**Work to be completed**:
Each entry that follows is to be retyped exactly. Pictures do not belong in the copy.

**Data excerpts**:
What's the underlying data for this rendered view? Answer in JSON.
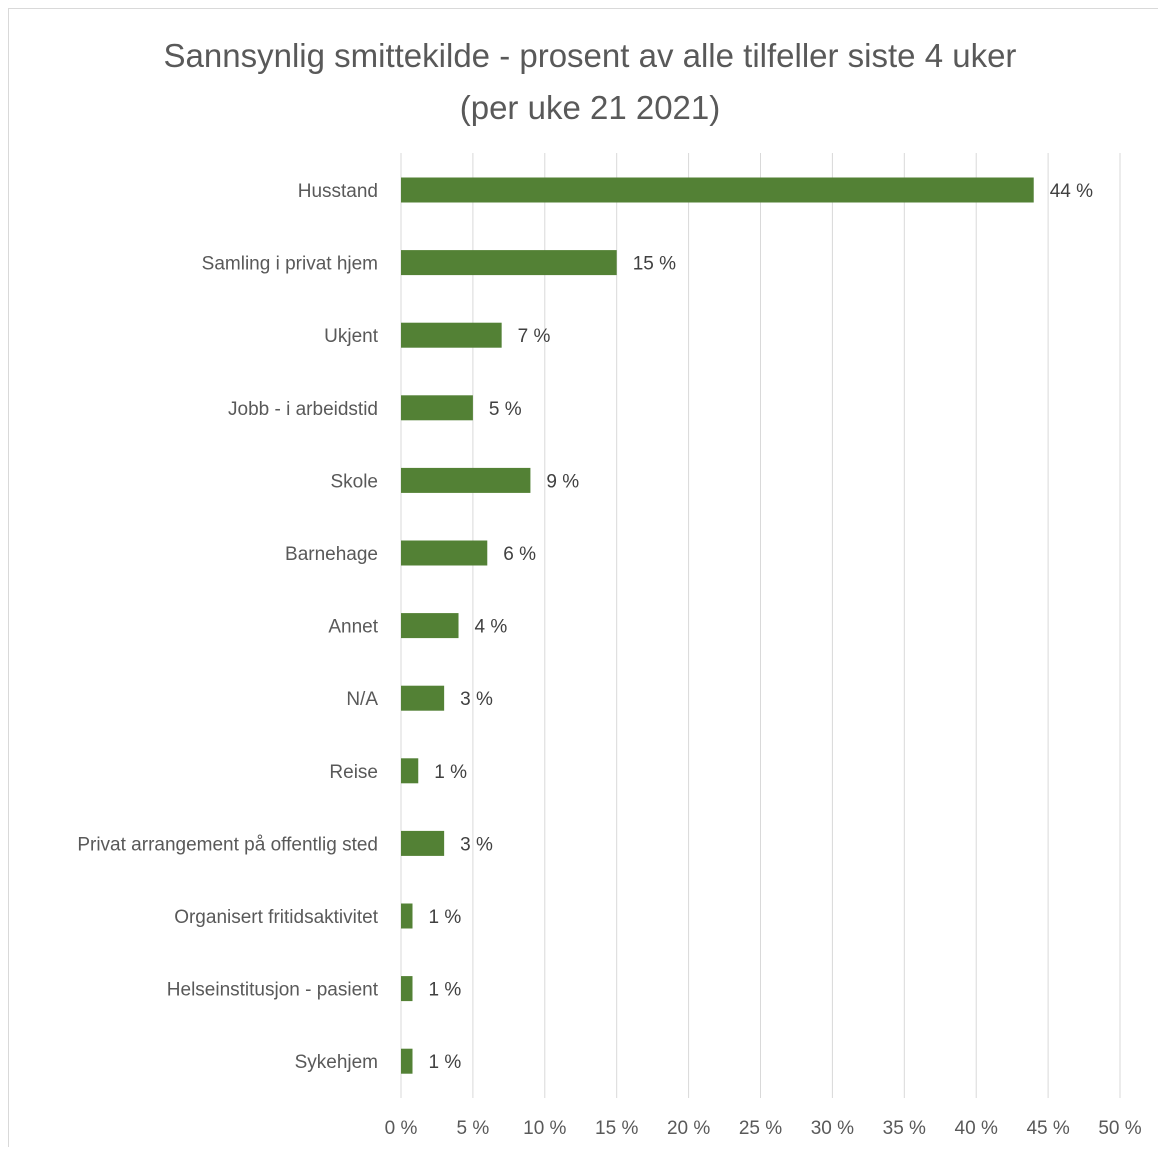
{
  "chart_data": {
    "type": "bar",
    "orientation": "horizontal",
    "title": "Sannsynlig smittekilde - prosent av alle tilfeller siste 4 uker",
    "subtitle": "(per uke 21 2021)",
    "categories": [
      "Husstand",
      "Samling i privat hjem",
      "Ukjent",
      "Jobb - i arbeidstid",
      "Skole",
      "Barnehage",
      "Annet",
      "N/A",
      "Reise",
      "Privat arrangement på offentlig sted",
      "Organisert fritidsaktivitet",
      "Helseinstitusjon - pasient",
      "Sykehjem"
    ],
    "values": [
      44,
      15,
      7,
      5,
      9,
      6,
      4,
      3,
      1.2,
      3,
      0.8,
      0.8,
      0.8
    ],
    "data_labels": [
      "44 %",
      "15 %",
      "7 %",
      "5 %",
      "9 %",
      "6 %",
      "4 %",
      "3 %",
      "1 %",
      "3 %",
      "1 %",
      "1 %",
      "1 %"
    ],
    "xlim": [
      0,
      50
    ],
    "x_ticks": [
      "0 %",
      "5 %",
      "10 %",
      "15 %",
      "20 %",
      "25 %",
      "30 %",
      "35 %",
      "40 %",
      "45 %",
      "50 %"
    ],
    "gridlines": "vertical",
    "legend": "none",
    "bar_color": "#538135",
    "grid_color": "#d9d9d9",
    "text_color": "#595959"
  }
}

**The completed task**:
What's the underlying data for this rendered view? Answer in JSON.
{
  "chart_data": {
    "type": "bar",
    "orientation": "horizontal",
    "title": "Sannsynlig smittekilde - prosent av alle tilfeller siste 4 uker",
    "subtitle": "(per uke 21 2021)",
    "categories": [
      "Husstand",
      "Samling i privat hjem",
      "Ukjent",
      "Jobb - i arbeidstid",
      "Skole",
      "Barnehage",
      "Annet",
      "N/A",
      "Reise",
      "Privat arrangement på offentlig sted",
      "Organisert fritidsaktivitet",
      "Helseinstitusjon - pasient",
      "Sykehjem"
    ],
    "values": [
      44,
      15,
      7,
      5,
      9,
      6,
      4,
      3,
      1.2,
      3,
      0.8,
      0.8,
      0.8
    ],
    "data_labels": [
      "44 %",
      "15 %",
      "7 %",
      "5 %",
      "9 %",
      "6 %",
      "4 %",
      "3 %",
      "1 %",
      "3 %",
      "1 %",
      "1 %",
      "1 %"
    ],
    "xlim": [
      0,
      50
    ],
    "x_ticks": [
      "0 %",
      "5 %",
      "10 %",
      "15 %",
      "20 %",
      "25 %",
      "30 %",
      "35 %",
      "40 %",
      "45 %",
      "50 %"
    ],
    "gridlines": "vertical",
    "legend": "none",
    "bar_color": "#538135",
    "grid_color": "#d9d9d9",
    "text_color": "#595959"
  }
}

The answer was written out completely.